Instructions for the task:
Return all of the lines below exactly as they are.

** Begin Data provided **

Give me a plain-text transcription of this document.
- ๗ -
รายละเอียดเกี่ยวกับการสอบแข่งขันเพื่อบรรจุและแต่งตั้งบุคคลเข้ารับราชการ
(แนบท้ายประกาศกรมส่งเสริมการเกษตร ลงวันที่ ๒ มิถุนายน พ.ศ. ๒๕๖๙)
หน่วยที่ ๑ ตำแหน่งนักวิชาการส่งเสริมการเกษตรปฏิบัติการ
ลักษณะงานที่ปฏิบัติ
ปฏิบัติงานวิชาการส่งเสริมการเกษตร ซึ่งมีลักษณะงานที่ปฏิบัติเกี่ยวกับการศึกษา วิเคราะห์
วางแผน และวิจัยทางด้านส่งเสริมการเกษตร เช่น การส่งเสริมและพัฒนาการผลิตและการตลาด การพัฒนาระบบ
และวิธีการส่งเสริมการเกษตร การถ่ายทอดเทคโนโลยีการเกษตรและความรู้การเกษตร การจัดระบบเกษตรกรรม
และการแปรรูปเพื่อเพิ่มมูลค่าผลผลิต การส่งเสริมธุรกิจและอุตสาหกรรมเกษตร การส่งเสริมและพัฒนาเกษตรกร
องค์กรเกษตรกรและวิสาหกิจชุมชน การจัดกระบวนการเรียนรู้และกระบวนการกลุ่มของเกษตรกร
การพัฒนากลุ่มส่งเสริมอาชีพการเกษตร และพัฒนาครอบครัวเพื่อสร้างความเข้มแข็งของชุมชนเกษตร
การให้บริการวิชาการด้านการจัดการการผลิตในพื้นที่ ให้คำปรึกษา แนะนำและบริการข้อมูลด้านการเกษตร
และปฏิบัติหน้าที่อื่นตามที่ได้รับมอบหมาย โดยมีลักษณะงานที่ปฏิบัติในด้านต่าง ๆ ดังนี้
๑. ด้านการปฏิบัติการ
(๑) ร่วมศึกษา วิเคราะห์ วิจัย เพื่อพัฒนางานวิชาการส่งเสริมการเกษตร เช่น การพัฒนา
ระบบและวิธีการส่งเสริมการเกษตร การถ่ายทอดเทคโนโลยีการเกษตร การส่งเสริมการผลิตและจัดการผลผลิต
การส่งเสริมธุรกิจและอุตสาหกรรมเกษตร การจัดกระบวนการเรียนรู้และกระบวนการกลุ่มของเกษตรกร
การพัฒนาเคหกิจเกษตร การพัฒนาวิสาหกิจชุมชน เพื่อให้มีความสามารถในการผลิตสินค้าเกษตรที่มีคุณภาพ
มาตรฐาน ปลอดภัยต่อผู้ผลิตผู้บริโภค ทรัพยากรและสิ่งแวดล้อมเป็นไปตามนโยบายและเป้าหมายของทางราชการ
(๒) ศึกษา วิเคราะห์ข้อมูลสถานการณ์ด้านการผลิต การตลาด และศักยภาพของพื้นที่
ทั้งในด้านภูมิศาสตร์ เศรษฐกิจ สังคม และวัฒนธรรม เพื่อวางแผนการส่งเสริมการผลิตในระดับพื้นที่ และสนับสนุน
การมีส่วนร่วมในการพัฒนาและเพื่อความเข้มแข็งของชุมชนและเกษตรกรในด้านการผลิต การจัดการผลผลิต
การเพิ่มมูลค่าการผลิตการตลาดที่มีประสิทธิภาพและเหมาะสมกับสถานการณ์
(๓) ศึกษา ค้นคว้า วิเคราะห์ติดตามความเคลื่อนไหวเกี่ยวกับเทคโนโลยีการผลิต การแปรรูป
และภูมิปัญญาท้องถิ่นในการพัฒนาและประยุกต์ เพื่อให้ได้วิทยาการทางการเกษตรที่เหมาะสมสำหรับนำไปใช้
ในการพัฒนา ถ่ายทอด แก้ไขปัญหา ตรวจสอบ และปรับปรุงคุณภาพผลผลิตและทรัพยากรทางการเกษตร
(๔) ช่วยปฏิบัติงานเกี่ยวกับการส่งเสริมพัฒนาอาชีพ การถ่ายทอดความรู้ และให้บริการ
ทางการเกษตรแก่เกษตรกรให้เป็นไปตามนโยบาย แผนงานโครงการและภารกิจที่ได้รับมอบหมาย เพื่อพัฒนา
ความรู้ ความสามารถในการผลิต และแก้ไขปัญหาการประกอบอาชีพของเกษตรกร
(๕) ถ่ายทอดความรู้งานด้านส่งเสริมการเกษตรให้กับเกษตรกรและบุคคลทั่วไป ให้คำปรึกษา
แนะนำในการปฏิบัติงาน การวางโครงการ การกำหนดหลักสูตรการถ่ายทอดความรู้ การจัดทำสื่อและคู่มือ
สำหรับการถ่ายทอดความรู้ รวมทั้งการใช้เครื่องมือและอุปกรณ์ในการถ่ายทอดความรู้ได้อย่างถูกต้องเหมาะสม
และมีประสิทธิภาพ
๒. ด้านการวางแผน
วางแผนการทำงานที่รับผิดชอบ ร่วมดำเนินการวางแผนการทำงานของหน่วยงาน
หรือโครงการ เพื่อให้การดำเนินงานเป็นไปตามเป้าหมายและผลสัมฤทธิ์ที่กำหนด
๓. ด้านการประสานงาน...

** End Data provided **

Output for this exercise:
Give me a plain-text transcription of this document.
- ๗ -
รายละเอียดเกี่ยวกับการสอบแข่งขันเพื่อบรรจุและแต่งตั้งบุคคลเข้ารับราชการ
(แนบท้ายประกาศกรมส่งเสริมการเกษตร ลงวันที่ ๒ มิถุนายน พ.ศ. ๒๕๖๙)
หน่วยที่ ๑ ตำแหน่งนักวิชาการส่งเสริมการเกษตรปฏิบัติการ
ลักษณะงานที่ปฏิบัติ
ปฏิบัติงานวิชาการส่งเสริมการเกษตร ซึ่งมีลักษณะงานที่ปฏิบัติเกี่ยวกับการศึกษา วิเคราะห์
วางแผน และวิจัยทางด้านส่งเสริมการเกษตร เช่น การส่งเสริมและพัฒนาการผลิตและการตลาด การพัฒนาระบบ
และวิธีการส่งเสริมการเกษตร การถ่ายทอดเทคโนโลยีการเกษตรและความรู้การเกษตร การจัดระบบเกษตรกรรม
และการแปรรูปเพื่อเพิ่มมูลค่าผลผลิต การส่งเสริมธุรกิจและอุตสาหกรรมเกษตร การส่งเสริมและพัฒนาเกษตรกร
องค์กรเกษตรกรและวิสาหกิจชุมชน การจัดกระบวนการเรียนรู้และกระบวนการกลุ่มของเกษตรกร
การพัฒนากลุ่มส่งเสริมอาชีพการเกษตร และพัฒนาครอบครัวเพื่อสร้างความเข้มแข็งของชุมชนเกษตร
การให้บริการวิชาการด้านการจัดการการผลิตในพื้นที่ ให้คำปรึกษา แนะนำและบริการข้อมูลด้านการเกษตร
และปฏิบัติหน้าที่อื่นตามที่ได้รับมอบหมาย โดยมีลักษณะงานที่ปฏิบัติในด้านต่าง ๆ ดังนี้
๑. ด้านการปฏิบัติการ
(๑) ร่วมศึกษา วิเคราะห์ วิจัย เพื่อพัฒนางานวิชาการส่งเสริมการเกษตร เช่น การพัฒนา
ระบบและวิธีการส่งเสริมการเกษตร การถ่ายทอดเทคโนโลยีการเกษตร การส่งเสริมการผลิตและจัดการผลผลิต
การส่งเสริมธุรกิจและอุตสาหกรรมเกษตร การจัดกระบวนการเรียนรู้และกระบวนการกลุ่มของเกษตรกร
การพัฒนาเคหกิจเกษตร การพัฒนาวิสาหกิจชุมชน เพื่อให้มีความสามารถในการผลิตสินค้าเกษตรที่มีคุณภาพ
มาตรฐาน ปลอดภัยต่อผู้ผลิตผู้บริโภค ทรัพยากรและสิ่งแวดล้อมเป็นไปตามนโยบายและเป้าหมายของทางราชการ
(๒) ศึกษา วิเคราะห์ข้อมูลสถานการณ์ด้านการผลิต การตลาด และศักยภาพของพื้นที่
ทั้งในด้านภูมิศาสตร์ เศรษฐกิจ สังคม และวัฒนธรรม เพื่อวางแผนการส่งเสริมการผลิตในระดับพื้นที่ และสนับสนุน
การมีส่วนร่วมในการพัฒนาและเพื่อความเข้มแข็งของชุมชนและเกษตรกรในด้านการผลิต การจัดการผลผลิต
การเพิ่มมูลค่าการผลิตการตลาดที่มีประสิทธิภาพและเหมาะสมกับสถานการณ์
(๓) ศึกษา ค้นคว้า วิเคราะห์ติดตามความเคลื่อนไหวเกี่ยวกับเทคโนโลยีการผลิต การแปรรูป
และภูมิปัญญาท้องถิ่นในการพัฒนาและประยุกต์ เพื่อให้ได้วิทยาการทางการเกษตรที่เหมาะสมสำหรับนำไปใช้
ในการพัฒนา ถ่ายทอด แก้ไขปัญหา ตรวจสอบ และปรับปรุงคุณภาพผลผลิตและทรัพยากรทางการเกษตร
(๔) ช่วยปฏิบัติงานเกี่ยวกับการส่งเสริมพัฒนาอาชีพ การถ่ายทอดความรู้ และให้บริการ
ทางการเกษตรแก่เกษตรกรให้เป็นไปตามนโยบาย แผนงานโครงการและภารกิจที่ได้รับมอบหมาย เพื่อพัฒนา
ความรู้ ความสามารถในการผลิต และแก้ไขปัญหาการประกอบอาชีพของเกษตรกร
(๕) ถ่ายทอดความรู้งานด้านส่งเสริมการเกษตรให้กับเกษตรกรและบุคคลทั่วไป ให้คำปรึกษา
แนะนำในการปฏิบัติงาน การวางโครงการ การกำหนดหลักสูตรการถ่ายทอดความรู้ การจัดทำสื่อและคู่มือ
สำหรับการถ่ายทอดความรู้ รวมทั้งการใช้เครื่องมือและอุปกรณ์ในการถ่ายทอดความรู้ได้อย่างถูกต้องเหมาะสม
และมีประสิทธิภาพ
๒. ด้านการวางแผน
วางแผนการทำงานที่รับผิดชอบ ร่วมดำเนินการวางแผนการทำงานของหน่วยงาน
หรือโครงการ เพื่อให้การดำเนินงานเป็นไปตามเป้าหมายและผลสัมฤทธิ์ที่กำหนด
๓. ด้านการประสานงาน...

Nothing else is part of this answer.